• Excerpt:
━━━━━━━━━━

The petition and record accompanying it disclose nothing new of substance that would make imperative any change in the conclusion that these defendants have been accorded due process, have had a fair trial under our American and State systems and have not been denied any constitutional *41 rights under either. Nothing in the record seems to convince that there has evolved anything substantially new that was not or could not have been presented at the jury trial, where the defendants, the writer believes, were represented by able and competent counsel, despite the veiled innuendo found in the record to the contrary. The judgment and opinion of the United States District Court, made a part of the record here, seems to accept as gospel the testimony of the defendants, confessed killers, who years after the admitted homicide, now for the first time testify to certain purported facts not heretofore divulged, albeit, as divulged, remain unconvincing as a basis for exculpation under a claim of denial of due process.

Two learned professors of law, appointed by the United States District Court, as its friends and advisers, after careful consideration, decided as we do, that defendants had been accorded due process of law. Apparently the Supreme Court of the United States also shares our view and that of the professors, since it refused to review this case on appeal from the Utah Supreme Court, where the very issue here a claimed denial of constitutional rights under the Fourteenth Amendment, was before it there. It is no answer to say that in refusing to hear such appeal, the United States Supreme Court decided nothing by way of affirming our decision, since that high court treats not lightly the meritorious or convincing claim of a citizen of these United States that he has been denied inalienable and fundamental human rights guaranteed him under the Constitution. If defendants' protestations reasonably had been substantiated by the record before the United States Supreme Court, or had indicated even a possible invasion of Constitutional rights, I believe that high tribunal quickly and quite earnestly would have entertained jurisdiction to determine whether it would grant the relief prayed, else the members of the court would have treated more lightly the oaths they took than did they the rights of defendants.

*42 Significant it is that nowhere in this case can be found an intimation that these defendants ever repudiated their confessions to the effect that, robbery intended, each deliberately fired shots into the body of a respected, law-abiding citizen. It is equally significant that no competent authority has been cited that, based on the record of this case, would justify the liberation, by habeas corpus or otherwise, of these confessed slayers.

We are jealous of the rights of all accused persons, but we are quite as jealous of the rights of the law-abiding citizen, including the right to be secure in his home and in his business, free from felonious intrusion by persons armed and bent on robbery, possessed of a willingness to gain their ends at the expense of terminating human life in cold blood.


[1] The holding of this court as to the right to counsel before and at the preliminary hearing is in accord with that of the Court of Appeals of the Ninth Circuit where in the case of Price v. Johnston, 1944, 144 F.2d 260, certiorari denied, 323 U.S. 789, 65 S. Ct. 312, 89 L. Ed. 629, rehearing denied 323 U.S. 819, 65 S. Ct. 558, 89 L. Ed. 650, it was held that a prisoner, who was properly arraigned and tried on indictment by a court having jurisdiction over his person and alleged offense, was not entitled to discharge from custody on a writ of habeas corpus on ground that he was denied assistance of counsel at the time of arrest, immediately thereafter, and when before the United States Commissioners.

━━━━━━━━━━

• What you have to do: In the court opinion, what did the two law professors appointed by the United States District Court conclude?

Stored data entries

━━━━━━━━━━

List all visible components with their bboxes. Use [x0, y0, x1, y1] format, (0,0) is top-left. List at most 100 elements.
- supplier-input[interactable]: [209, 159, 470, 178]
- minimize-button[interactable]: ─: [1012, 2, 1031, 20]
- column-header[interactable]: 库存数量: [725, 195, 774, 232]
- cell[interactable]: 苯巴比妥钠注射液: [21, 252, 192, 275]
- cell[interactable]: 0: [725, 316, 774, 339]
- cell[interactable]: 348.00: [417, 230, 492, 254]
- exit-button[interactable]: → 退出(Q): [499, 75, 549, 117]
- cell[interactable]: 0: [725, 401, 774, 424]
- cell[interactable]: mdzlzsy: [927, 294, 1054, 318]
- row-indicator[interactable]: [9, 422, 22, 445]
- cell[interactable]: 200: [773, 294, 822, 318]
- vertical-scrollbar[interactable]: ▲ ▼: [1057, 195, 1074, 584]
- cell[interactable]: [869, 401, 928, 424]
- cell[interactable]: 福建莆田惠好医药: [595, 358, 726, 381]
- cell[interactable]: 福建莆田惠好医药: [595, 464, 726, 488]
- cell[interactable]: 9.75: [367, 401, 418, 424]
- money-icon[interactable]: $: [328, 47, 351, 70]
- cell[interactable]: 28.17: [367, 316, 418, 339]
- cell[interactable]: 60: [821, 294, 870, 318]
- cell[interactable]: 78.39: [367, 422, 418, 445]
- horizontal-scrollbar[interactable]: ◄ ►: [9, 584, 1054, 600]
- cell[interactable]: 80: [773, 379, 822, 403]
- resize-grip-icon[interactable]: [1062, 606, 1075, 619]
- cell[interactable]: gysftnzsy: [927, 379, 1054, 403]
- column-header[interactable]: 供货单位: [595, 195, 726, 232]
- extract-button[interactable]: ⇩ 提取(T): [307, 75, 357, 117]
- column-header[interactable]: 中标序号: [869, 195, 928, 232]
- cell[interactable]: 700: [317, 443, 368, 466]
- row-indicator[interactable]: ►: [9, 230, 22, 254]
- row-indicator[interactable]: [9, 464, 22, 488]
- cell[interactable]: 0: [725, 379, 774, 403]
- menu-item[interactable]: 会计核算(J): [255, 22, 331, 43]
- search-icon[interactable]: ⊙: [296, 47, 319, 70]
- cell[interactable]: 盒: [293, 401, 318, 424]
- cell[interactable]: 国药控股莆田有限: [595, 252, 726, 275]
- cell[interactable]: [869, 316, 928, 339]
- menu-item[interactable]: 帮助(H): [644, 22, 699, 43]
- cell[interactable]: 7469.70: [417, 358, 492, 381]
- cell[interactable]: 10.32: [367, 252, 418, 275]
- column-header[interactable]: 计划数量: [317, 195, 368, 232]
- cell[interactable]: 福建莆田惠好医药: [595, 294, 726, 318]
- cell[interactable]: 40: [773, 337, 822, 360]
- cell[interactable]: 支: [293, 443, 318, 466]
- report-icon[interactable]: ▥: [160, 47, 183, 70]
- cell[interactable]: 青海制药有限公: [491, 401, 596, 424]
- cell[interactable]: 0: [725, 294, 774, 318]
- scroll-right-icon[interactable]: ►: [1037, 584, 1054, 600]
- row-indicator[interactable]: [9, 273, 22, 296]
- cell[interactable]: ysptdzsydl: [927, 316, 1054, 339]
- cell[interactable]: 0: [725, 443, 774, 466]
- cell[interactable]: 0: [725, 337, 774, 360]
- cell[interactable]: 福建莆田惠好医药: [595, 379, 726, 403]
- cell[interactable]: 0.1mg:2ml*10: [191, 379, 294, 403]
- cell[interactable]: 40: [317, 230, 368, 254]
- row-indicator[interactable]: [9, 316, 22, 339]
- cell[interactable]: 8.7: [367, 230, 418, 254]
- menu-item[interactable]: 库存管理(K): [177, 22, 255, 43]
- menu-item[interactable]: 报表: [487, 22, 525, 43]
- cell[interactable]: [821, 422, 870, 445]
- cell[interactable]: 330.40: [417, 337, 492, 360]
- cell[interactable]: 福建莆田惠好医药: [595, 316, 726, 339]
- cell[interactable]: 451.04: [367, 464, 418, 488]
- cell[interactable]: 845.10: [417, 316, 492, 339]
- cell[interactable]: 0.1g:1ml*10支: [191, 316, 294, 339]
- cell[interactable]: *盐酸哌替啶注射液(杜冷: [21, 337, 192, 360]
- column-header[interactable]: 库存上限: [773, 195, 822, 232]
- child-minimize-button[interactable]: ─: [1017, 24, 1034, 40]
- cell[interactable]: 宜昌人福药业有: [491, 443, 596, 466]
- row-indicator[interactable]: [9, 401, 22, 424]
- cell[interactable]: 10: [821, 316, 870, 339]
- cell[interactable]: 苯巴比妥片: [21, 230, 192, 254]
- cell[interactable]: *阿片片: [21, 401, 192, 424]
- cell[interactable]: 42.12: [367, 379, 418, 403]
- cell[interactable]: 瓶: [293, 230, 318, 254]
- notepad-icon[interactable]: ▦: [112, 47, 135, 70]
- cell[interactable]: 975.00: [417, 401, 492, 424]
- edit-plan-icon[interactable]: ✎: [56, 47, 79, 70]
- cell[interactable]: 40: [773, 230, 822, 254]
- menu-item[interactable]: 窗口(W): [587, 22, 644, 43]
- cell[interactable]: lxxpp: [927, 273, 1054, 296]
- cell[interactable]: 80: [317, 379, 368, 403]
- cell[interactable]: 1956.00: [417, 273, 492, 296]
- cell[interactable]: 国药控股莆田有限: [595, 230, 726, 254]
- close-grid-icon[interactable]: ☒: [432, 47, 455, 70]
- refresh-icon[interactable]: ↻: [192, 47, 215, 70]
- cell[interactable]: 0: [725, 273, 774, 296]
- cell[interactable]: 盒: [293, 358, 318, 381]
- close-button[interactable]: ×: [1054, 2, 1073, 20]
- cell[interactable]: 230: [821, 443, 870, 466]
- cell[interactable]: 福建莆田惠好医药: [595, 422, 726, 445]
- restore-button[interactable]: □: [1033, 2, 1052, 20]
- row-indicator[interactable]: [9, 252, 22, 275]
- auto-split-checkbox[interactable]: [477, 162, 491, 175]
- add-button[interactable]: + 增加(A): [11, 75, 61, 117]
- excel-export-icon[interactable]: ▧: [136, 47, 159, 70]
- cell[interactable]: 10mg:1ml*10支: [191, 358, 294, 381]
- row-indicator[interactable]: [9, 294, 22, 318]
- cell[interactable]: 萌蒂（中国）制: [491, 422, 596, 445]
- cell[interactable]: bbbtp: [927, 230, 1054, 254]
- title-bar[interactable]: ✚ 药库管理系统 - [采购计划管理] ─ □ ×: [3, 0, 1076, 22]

━━━━━━━━━━

• Your solution: They concluded that the defendants had been accorded due process of law.